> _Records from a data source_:
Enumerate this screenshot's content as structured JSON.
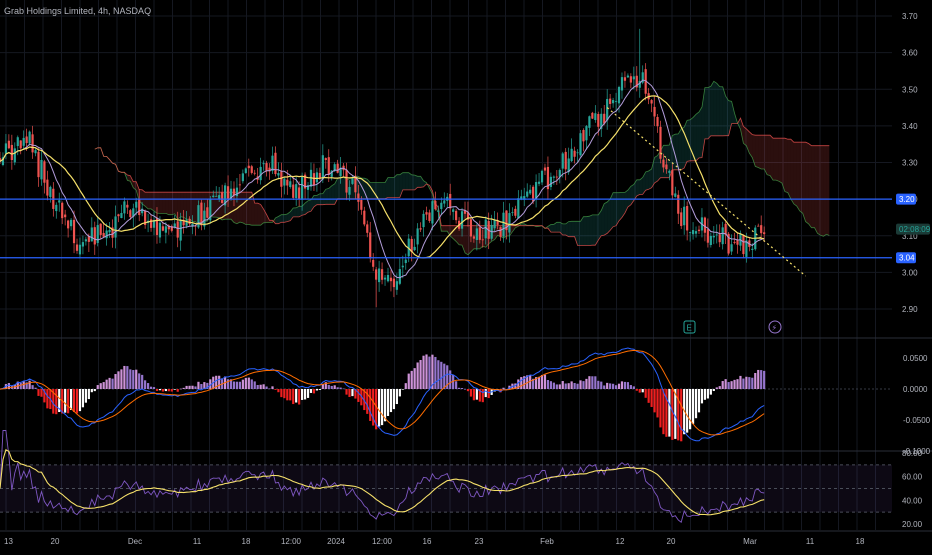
{
  "header": {
    "title": "Grab Holdings Limited, 4h, NASDAQ"
  },
  "price_axis": {
    "ticks": [
      "3.70",
      "3.60",
      "3.50",
      "3.40",
      "3.30",
      "3.20",
      "3.10",
      "3.00",
      "2.90"
    ]
  },
  "macd_axis": {
    "ticks": [
      "0.0500",
      "0.0000",
      "-0.0500",
      "-0.1000"
    ]
  },
  "rsi_axis": {
    "ticks": [
      "80.00",
      "60.00",
      "40.00",
      "20.00"
    ]
  },
  "time_axis": {
    "ticks": [
      "13",
      "20",
      "Dec",
      "11",
      "18",
      "12:00",
      "2024",
      "12:00",
      "16",
      "23",
      "Feb",
      "12",
      "20",
      "Mar",
      "11",
      "18"
    ]
  },
  "levels": {
    "upper": "3.20",
    "lower": "3.04",
    "current": "3.11",
    "countdown": "02:08:09"
  },
  "markers": {
    "earnings": "E",
    "event": "⚡"
  },
  "colors": {
    "up": "#26a69a",
    "down": "#ef5350",
    "level": "#2962ff",
    "ma_fast": "#b39ddb",
    "ma_slow": "#f5e06a",
    "rsi": "#7e57c2",
    "rsi_ma": "#f5e06a",
    "grid": "#151821"
  },
  "chart_data": [
    {
      "type": "candlestick",
      "title": "Grab Holdings Limited, 4h, NASDAQ",
      "ylim": [
        2.85,
        3.72
      ],
      "anchors_close": [
        {
          "x": 0,
          "y": 3.32
        },
        {
          "x": 10,
          "y": 3.35
        },
        {
          "x": 18,
          "y": 3.2
        },
        {
          "x": 26,
          "y": 3.08
        },
        {
          "x": 35,
          "y": 3.1
        },
        {
          "x": 45,
          "y": 3.19
        },
        {
          "x": 55,
          "y": 3.1
        },
        {
          "x": 62,
          "y": 3.12
        },
        {
          "x": 72,
          "y": 3.18
        },
        {
          "x": 80,
          "y": 3.25
        },
        {
          "x": 90,
          "y": 3.3
        },
        {
          "x": 100,
          "y": 3.22
        },
        {
          "x": 110,
          "y": 3.3
        },
        {
          "x": 120,
          "y": 3.22
        },
        {
          "x": 127,
          "y": 2.98
        },
        {
          "x": 132,
          "y": 2.96
        },
        {
          "x": 140,
          "y": 3.1
        },
        {
          "x": 150,
          "y": 3.2
        },
        {
          "x": 160,
          "y": 3.1
        },
        {
          "x": 170,
          "y": 3.13
        },
        {
          "x": 180,
          "y": 3.22
        },
        {
          "x": 190,
          "y": 3.3
        },
        {
          "x": 198,
          "y": 3.4
        },
        {
          "x": 205,
          "y": 3.44
        },
        {
          "x": 212,
          "y": 3.55
        },
        {
          "x": 218,
          "y": 3.52
        },
        {
          "x": 224,
          "y": 3.3
        },
        {
          "x": 230,
          "y": 3.16
        },
        {
          "x": 240,
          "y": 3.1
        },
        {
          "x": 250,
          "y": 3.07
        },
        {
          "x": 258,
          "y": 3.1
        }
      ],
      "levels": [
        3.2,
        3.04
      ],
      "trendline": {
        "from": {
          "x": 205,
          "y": 3.45
        },
        "to": {
          "x": 272,
          "y": 2.99
        }
      }
    },
    {
      "type": "macd",
      "ylim": [
        -0.105,
        0.07
      ],
      "zero_line": 0.0
    },
    {
      "type": "rsi",
      "ylim": [
        15,
        85
      ],
      "bands": [
        70,
        50,
        30
      ]
    }
  ]
}
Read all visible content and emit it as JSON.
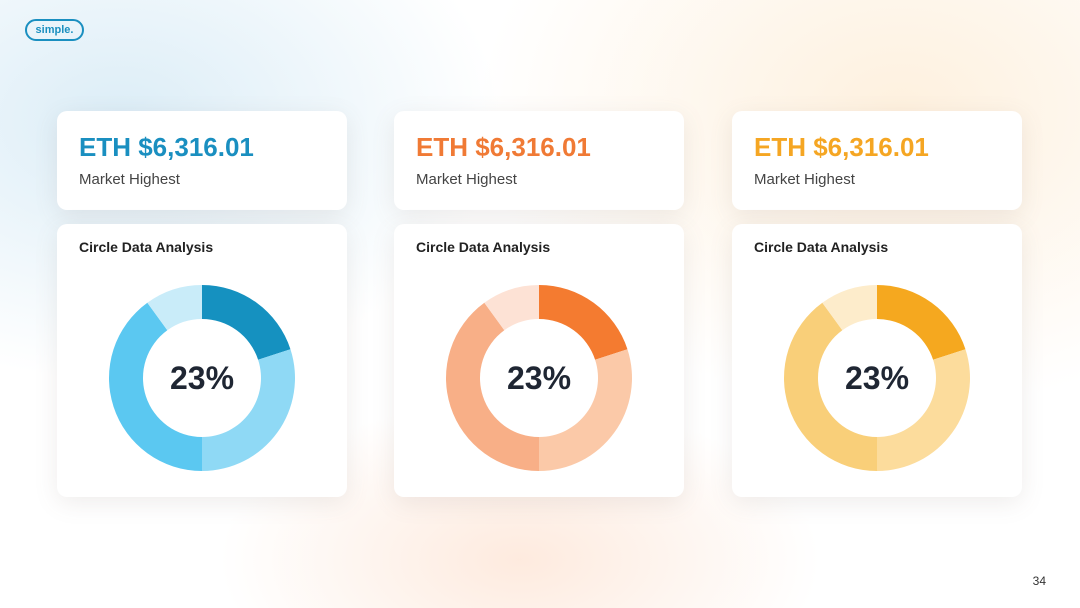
{
  "logo": "simple.",
  "page_number": "34",
  "cards": [
    {
      "price": "ETH $6,316.01",
      "caption": "Market Highest",
      "color": "#1a8fc0"
    },
    {
      "price": "ETH $6,316.01",
      "caption": "Market Highest",
      "color": "#f07a35"
    },
    {
      "price": "ETH $6,316.01",
      "caption": "Market Highest",
      "color": "#f5a623"
    }
  ],
  "chart_data": [
    {
      "type": "donut",
      "title": "Circle Data Analysis",
      "center_label": "23%",
      "values": [
        20,
        30,
        40,
        10
      ],
      "colors": [
        "#1591c0",
        "#8fd9f5",
        "#5bc8f1",
        "#c9ecf9"
      ]
    },
    {
      "type": "donut",
      "title": "Circle Data Analysis",
      "center_label": "23%",
      "values": [
        20,
        30,
        40,
        10
      ],
      "colors": [
        "#f47b30",
        "#fbc9a8",
        "#f8af87",
        "#fde2d5"
      ]
    },
    {
      "type": "donut",
      "title": "Circle Data Analysis",
      "center_label": "23%",
      "values": [
        20,
        30,
        40,
        10
      ],
      "colors": [
        "#f5a81f",
        "#fcdc9c",
        "#f9cf79",
        "#fdeccb"
      ]
    }
  ]
}
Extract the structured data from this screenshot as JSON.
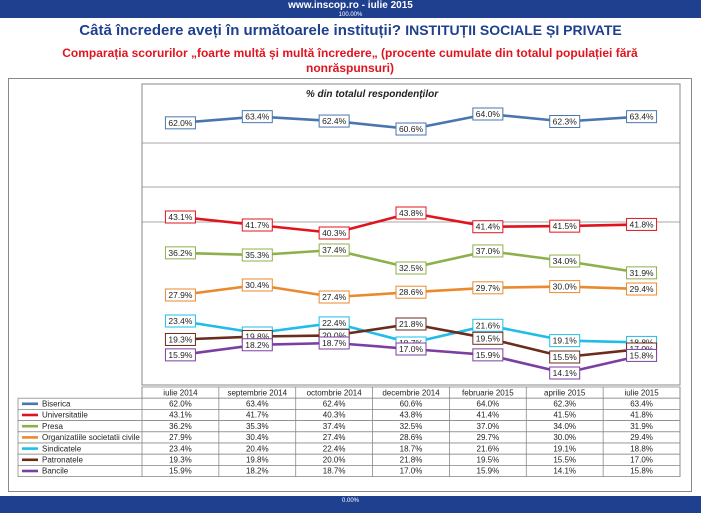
{
  "header": {
    "source": "www.inscop.ro   -   iulie 2015",
    "top_percent": "100.00%"
  },
  "footer": {
    "bottom_percent": "0.00%"
  },
  "title_main": "Câtă încredere aveți în următoarele instituții?",
  "title_emph": "INSTITUȚII SOCIALE ȘI PRIVATE",
  "subtitle": "Comparația scorurilor „foarte multă și multă încredere„ (procente cumulate din totalul populației fără nonrăspunsuri)",
  "chart_data": {
    "type": "line",
    "title": "% din totalul respondenților",
    "categories": [
      "iulie 2014",
      "septembrie 2014",
      "octombrie 2014",
      "decembrie 2014",
      "februarie 2015",
      "aprilie 2015",
      "iulie 2015"
    ],
    "series": [
      {
        "name": "Biserica",
        "color": "#4a76b0",
        "values": [
          62.0,
          63.4,
          62.4,
          60.6,
          64.0,
          62.3,
          63.4
        ],
        "labels": [
          "62.0%",
          "63.4%",
          "62.4%",
          "60.6%",
          "64.0%",
          "62.3%",
          "63.4%"
        ],
        "table": [
          "62.0%",
          "63.4%",
          "62.4%",
          "60.6%",
          "64.0%",
          "62.3%",
          "63.4%"
        ]
      },
      {
        "name": "Universitatile",
        "color": "#e0141e",
        "values": [
          43.1,
          41.7,
          40.3,
          43.8,
          41.4,
          41.5,
          41.8
        ],
        "labels": [
          "43.1%",
          "41.7%",
          "40.3%",
          "43.8%",
          "41.4%",
          "41.5%",
          "41.8%"
        ],
        "table": [
          "43.1%",
          "41.7%",
          "40.3%",
          "43.8%",
          "41.4%",
          "41.5%",
          "41.8%"
        ]
      },
      {
        "name": "Presa",
        "color": "#8db04a",
        "values": [
          36.2,
          35.3,
          37.4,
          32.5,
          37.0,
          34.0,
          31.9
        ],
        "labels": [
          "36.2%",
          "35.3%",
          "37.4%",
          "32.5%",
          "37.0%",
          "34.0%",
          "31.9%"
        ],
        "table": [
          "36.2%",
          "35.3%",
          "37.4%",
          "32.5%",
          "37.0%",
          "34.0%",
          "31.9%"
        ]
      },
      {
        "name": "Organizatiile societatii civile",
        "color": "#e98a2e",
        "values": [
          27.9,
          30.4,
          27.4,
          28.6,
          29.7,
          30.0,
          29.4
        ],
        "labels": [
          "27.9%",
          "30.4%",
          "27.4%",
          "28.6%",
          "29.7%",
          "30.0%",
          "29.4%"
        ],
        "table": [
          "27.9%",
          "30.4%",
          "27.4%",
          "28.6%",
          "29.7%",
          "30.0%",
          "29.4%"
        ]
      },
      {
        "name": "Sindicatele",
        "color": "#1fbde8",
        "values": [
          23.4,
          20.4,
          22.4,
          18.7,
          21.6,
          19.1,
          18.8
        ],
        "labels": [
          "23.4%",
          "20.4%",
          "22.4%",
          "18.7%",
          "21.6%",
          "19.1%",
          "18.8%"
        ],
        "table": [
          "23.4%",
          "20.4%",
          "22.4%",
          "18.7%",
          "21.6%",
          "19.1%",
          "18.8%"
        ]
      },
      {
        "name": "Patronatele",
        "color": "#6b2c1e",
        "values": [
          19.3,
          19.8,
          20.0,
          21.8,
          19.5,
          15.5,
          17.0
        ],
        "labels": [
          "19.3%",
          "19.8%",
          "20.0%",
          "21.8%",
          "19.5%",
          "15.5%",
          "17.0%"
        ],
        "table": [
          "19.3%",
          "19.8%",
          "20.0%",
          "21.8%",
          "19.5%",
          "15.5%",
          "17.0%"
        ]
      },
      {
        "name": "Bancile",
        "color": "#7a3fa0",
        "values": [
          15.9,
          18.2,
          18.7,
          17.0,
          15.9,
          14.1,
          15.8
        ],
        "labels": [
          "15.9%",
          "18.2%",
          "18.7%",
          "17.0%",
          "15.9%",
          "14.1%",
          "15.8%"
        ],
        "table": [
          "15.9%",
          "18.2%",
          "18.7%",
          "17.0%",
          "15.9%",
          "14.1%",
          "15.8%"
        ]
      }
    ],
    "legend": "table-bottom",
    "grid": "horizontal"
  }
}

> _Work required_:
Identify the lines of the data that contain the word "iulie". Copy each of them.

> _Output below_:
    "source": "www.inscop.ro   -   iulie 2015",
      "iulie 2014",
      "iulie 2015"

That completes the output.